[Dataset items]
☆ ☆ ☆ ☆

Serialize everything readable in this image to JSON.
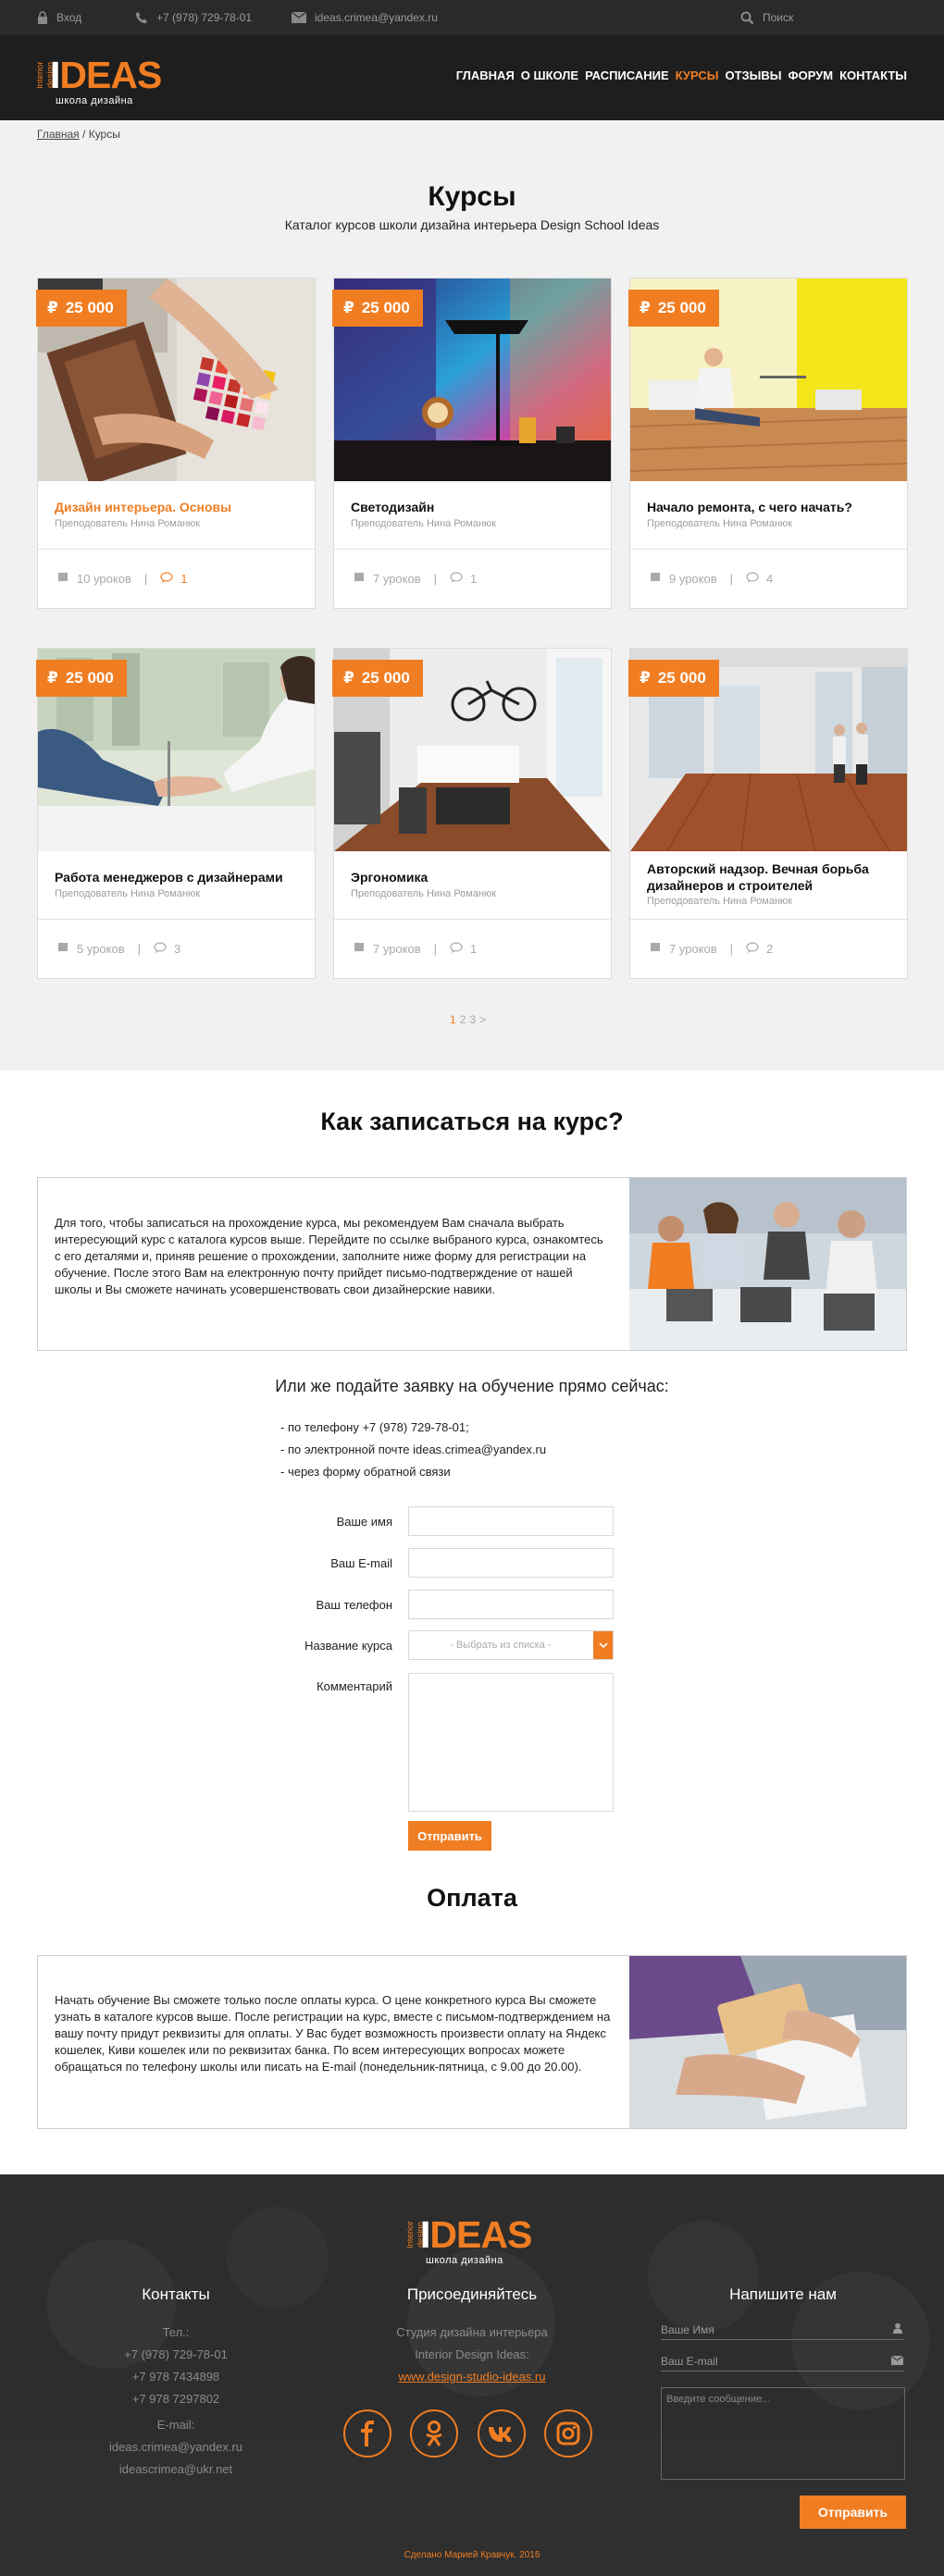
{
  "topbar": {
    "login": "Вход",
    "phone": "+7 (978) 729-78-01",
    "email": "ideas.crimea@yandex.ru",
    "search": "Поиск"
  },
  "logo": {
    "main_a": "I",
    "main_b": "DEAS",
    "side": "Interior design",
    "sub": "школа дизайна"
  },
  "nav": [
    "ГЛАВНАЯ",
    "О ШКОЛЕ",
    "РАСПИСАНИЕ",
    "КУРСЫ",
    "ОТЗЫВЫ",
    "ФОРУМ",
    "КОНТАКТЫ"
  ],
  "nav_active": "КУРСЫ",
  "breadcrumb": {
    "home": "Главная",
    "sep": " / ",
    "current": "Курсы"
  },
  "page": {
    "title": "Курсы",
    "subtitle": "Каталог курсов школи дизайна интерьера Design School Ideas"
  },
  "courses": [
    {
      "price": "25 000",
      "title": "Дизайн интерьера. Основы",
      "teacher": "Преподователь Нина Романюк",
      "lessons": "10 уроков",
      "comments": "1",
      "highlight": true
    },
    {
      "price": "25 000",
      "title": "Светодизайн",
      "teacher": "Преподователь Нина Романюк",
      "lessons": "7 уроков",
      "comments": "1",
      "highlight": false
    },
    {
      "price": "25 000",
      "title": "Начало ремонта, с чего начать?",
      "teacher": "Преподователь Нина Романюк",
      "lessons": "9 уроков",
      "comments": "4",
      "highlight": false
    },
    {
      "price": "25 000",
      "title": "Работа менеджеров с дизайнерами",
      "teacher": "Преподователь Нина Романюк",
      "lessons": "5 уроков",
      "comments": "3",
      "highlight": false
    },
    {
      "price": "25 000",
      "title": "Эргономика",
      "teacher": "Преподователь Нина Романюк",
      "lessons": "7 уроков",
      "comments": "1",
      "highlight": false
    },
    {
      "price": "25 000",
      "title": "Авторский надзор. Вечная борьба дизайнеров и строителей",
      "teacher": "Преподователь Нина Романюк",
      "lessons": "7 уроков",
      "comments": "2",
      "highlight": false
    }
  ],
  "pagination": {
    "current": "1",
    "pages": [
      "2",
      "3"
    ],
    "next": ">"
  },
  "howto": {
    "title": "Как записаться на курс?",
    "text": "Для того, чтобы записаться на прохождение курса, мы рекомендуем Вам сначала выбрать интересующий курс с каталога курсов выше. Перейдите по ссылке выбраного курса, ознакомтесь с его деталями и, приняв решение о прохождении, заполните ниже форму для регистрации на обучение. После этого Вам на електронную почту прийдет письмо-подтверждение от нашей школы и Вы сможете начинать усовершенствовать свои дизайнерские навики.",
    "or_title": "Или же подайте заявку на обучение прямо сейчас:",
    "ways": [
      "- по телефону +7 (978) 729-78-01;",
      "- по электронной почте ideas.crimea@yandex.ru",
      "- через форму обратной связи"
    ]
  },
  "form": {
    "name_label": "Ваше имя",
    "email_label": "Ваш E-mail",
    "phone_label": "Ваш телефон",
    "course_label": "Название курса",
    "course_placeholder": "- Выбрать из списка -",
    "comment_label": "Комментарий",
    "submit": "Отправить"
  },
  "payment": {
    "title": "Оплата",
    "text": "Начать обучение Вы сможете только после оплаты курса. О цене конкретного курса Вы сможете узнать в каталоге курсов выше. После регистрации на курс, вместе с письмом-подтверждением на вашу почту придут реквизиты для оплаты. У Вас будет возможность произвести оплату на Яндекс кошелек, Киви кошелек или по реквизитах банка. По всем интересующих вопросах можете обращаться по телефону школы или писать на E-mail (понедельник-пятница, с 9.00 до 20.00)."
  },
  "footer": {
    "contacts_title": "Контакты",
    "tel_label": "Тел.:",
    "phones": [
      "+7 (978) 729-78-01",
      "+7 978 7434898",
      "+7 978 7297802"
    ],
    "email_label": "E-mail:",
    "emails": [
      "ideas.crimea@yandex.ru",
      "ideascrimea@ukr.net"
    ],
    "join_title": "Присоединяйтесь",
    "join_lines": [
      "Студия дизайна интерьера",
      "Interior Design Ideas:"
    ],
    "join_link": "www.design-studio-ideas.ru",
    "social": [
      "facebook",
      "odnoklassniki",
      "vk",
      "instagram"
    ],
    "write_title": "Напишите нам",
    "name_placeholder": "Ваше Имя",
    "email_placeholder": "Ваш E-mail",
    "message_placeholder": "Введите сообщение...",
    "send": "Отправить",
    "credit": "Сделано Марией Кравчук. 2016"
  },
  "colors": {
    "accent": "#f07d22",
    "dark": "#1e1e1e",
    "topbar": "#2a2a2a",
    "bg": "#f1f1f1"
  }
}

☆ ☆ ☆ ☆

◆ Your objective ◆
Find the lines above that contain the word "форму" and collect them.

◆ Exercise output ◆
    "text": "Для того, чтобы записаться на прохождение курса, мы рекомендуем Вам сначала выбрать интересующий курс с каталога курсов выше. Перейдите по ссылке выбраного курса, ознакомтесь с его деталями и, приняв решение о прохождении, заполните ниже форму для регистрации на обучение. После этого Вам на електронную почту прийдет письмо-подтверждение от нашей школы и Вы сможете начинать усовершенствовать свои дизайнерские навики.",
      "- через форму обратной связи"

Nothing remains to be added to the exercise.